** START PROVIDED INFORMATION **

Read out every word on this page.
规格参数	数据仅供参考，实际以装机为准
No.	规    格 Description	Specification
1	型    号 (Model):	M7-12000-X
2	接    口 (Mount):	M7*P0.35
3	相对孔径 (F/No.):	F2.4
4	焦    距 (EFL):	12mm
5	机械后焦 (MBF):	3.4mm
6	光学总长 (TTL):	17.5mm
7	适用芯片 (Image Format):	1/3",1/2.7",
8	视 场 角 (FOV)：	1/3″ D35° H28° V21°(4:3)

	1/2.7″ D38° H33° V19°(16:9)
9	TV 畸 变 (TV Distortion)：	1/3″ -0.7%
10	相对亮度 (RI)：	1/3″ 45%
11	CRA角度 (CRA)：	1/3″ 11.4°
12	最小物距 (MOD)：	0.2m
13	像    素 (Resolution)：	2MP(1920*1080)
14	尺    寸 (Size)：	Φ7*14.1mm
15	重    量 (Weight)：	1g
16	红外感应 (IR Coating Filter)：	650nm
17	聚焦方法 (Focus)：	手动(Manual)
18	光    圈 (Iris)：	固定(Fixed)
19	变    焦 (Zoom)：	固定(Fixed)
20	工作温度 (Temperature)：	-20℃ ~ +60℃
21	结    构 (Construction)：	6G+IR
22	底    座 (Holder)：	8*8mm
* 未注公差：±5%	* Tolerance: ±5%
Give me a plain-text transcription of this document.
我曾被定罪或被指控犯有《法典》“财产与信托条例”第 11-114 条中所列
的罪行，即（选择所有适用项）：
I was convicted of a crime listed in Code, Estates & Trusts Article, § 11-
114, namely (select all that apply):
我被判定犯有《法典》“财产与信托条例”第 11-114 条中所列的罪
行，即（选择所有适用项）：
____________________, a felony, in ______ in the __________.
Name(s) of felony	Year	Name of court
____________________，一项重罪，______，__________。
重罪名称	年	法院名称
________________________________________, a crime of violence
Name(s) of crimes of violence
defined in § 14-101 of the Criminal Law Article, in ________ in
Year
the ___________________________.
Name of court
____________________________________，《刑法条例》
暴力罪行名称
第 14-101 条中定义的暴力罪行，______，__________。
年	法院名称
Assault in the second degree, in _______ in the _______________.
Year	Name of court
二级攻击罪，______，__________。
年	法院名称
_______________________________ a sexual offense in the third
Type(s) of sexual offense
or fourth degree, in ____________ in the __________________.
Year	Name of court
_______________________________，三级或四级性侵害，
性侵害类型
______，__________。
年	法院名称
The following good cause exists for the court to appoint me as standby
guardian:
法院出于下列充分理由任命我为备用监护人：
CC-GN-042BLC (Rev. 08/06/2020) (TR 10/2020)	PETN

** END PROVIDED INFORMATION **

### TO DO
Recopy the entries above exactly, with every line included.

### FINISHED EXERCISE
Read out every word on this page.
规格参数	数据仅供参考，实际以装机为准
No.	规    格 Description	Specification
1	型    号 (Model):	M7-12000-X
2	接    口 (Mount):	M7*P0.35
3	相对孔径 (F/No.):	F2.4
4	焦    距 (EFL):	12mm
5	机械后焦 (MBF):	3.4mm
6	光学总长 (TTL):	17.5mm
7	适用芯片 (Image Format):	1/3",1/2.7",
8	视 场 角 (FOV)：	1/3″ D35° H28° V21°(4:3)

	1/2.7″ D38° H33° V19°(16:9)
9	TV 畸 变 (TV Distortion)：	1/3″ -0.7%
10	相对亮度 (RI)：	1/3″ 45%
11	CRA角度 (CRA)：	1/3″ 11.4°
12	最小物距 (MOD)：	0.2m
13	像    素 (Resolution)：	2MP(1920*1080)
14	尺    寸 (Size)：	Φ7*14.1mm
15	重    量 (Weight)：	1g
16	红外感应 (IR Coating Filter)：	650nm
17	聚焦方法 (Focus)：	手动(Manual)
18	光    圈 (Iris)：	固定(Fixed)
19	变    焦 (Zoom)：	固定(Fixed)
20	工作温度 (Temperature)：	-20℃ ~ +60℃
21	结    构 (Construction)：	6G+IR
22	底    座 (Holder)：	8*8mm
* 未注公差：±5%	* Tolerance: ±5%
Give me a plain-text transcription of this document.
我曾被定罪或被指控犯有《法典》“财产与信托条例”第 11-114 条中所列
的罪行，即（选择所有适用项）：
I was convicted of a crime listed in Code, Estates & Trusts Article, § 11-
114, namely (select all that apply):
我被判定犯有《法典》“财产与信托条例”第 11-114 条中所列的罪
行，即（选择所有适用项）：
____________________, a felony, in ______ in the __________.
Name(s) of felony	Year	Name of court
____________________，一项重罪，______，__________。
重罪名称	年	法院名称
________________________________________, a crime of violence
Name(s) of crimes of violence
defined in § 14-101 of the Criminal Law Article, in ________ in
Year
the ___________________________.
Name of court
____________________________________，《刑法条例》
暴力罪行名称
第 14-101 条中定义的暴力罪行，______，__________。
年	法院名称
Assault in the second degree, in _______ in the _______________.
Year	Name of court
二级攻击罪，______，__________。
年	法院名称
_______________________________ a sexual offense in the third
Type(s) of sexual offense
or fourth degree, in ____________ in the __________________.
Year	Name of court
_______________________________，三级或四级性侵害，
性侵害类型
______，__________。
年	法院名称
The following good cause exists for the court to appoint me as standby
guardian:
法院出于下列充分理由任命我为备用监护人：
CC-GN-042BLC (Rev. 08/06/2020) (TR 10/2020)	PETN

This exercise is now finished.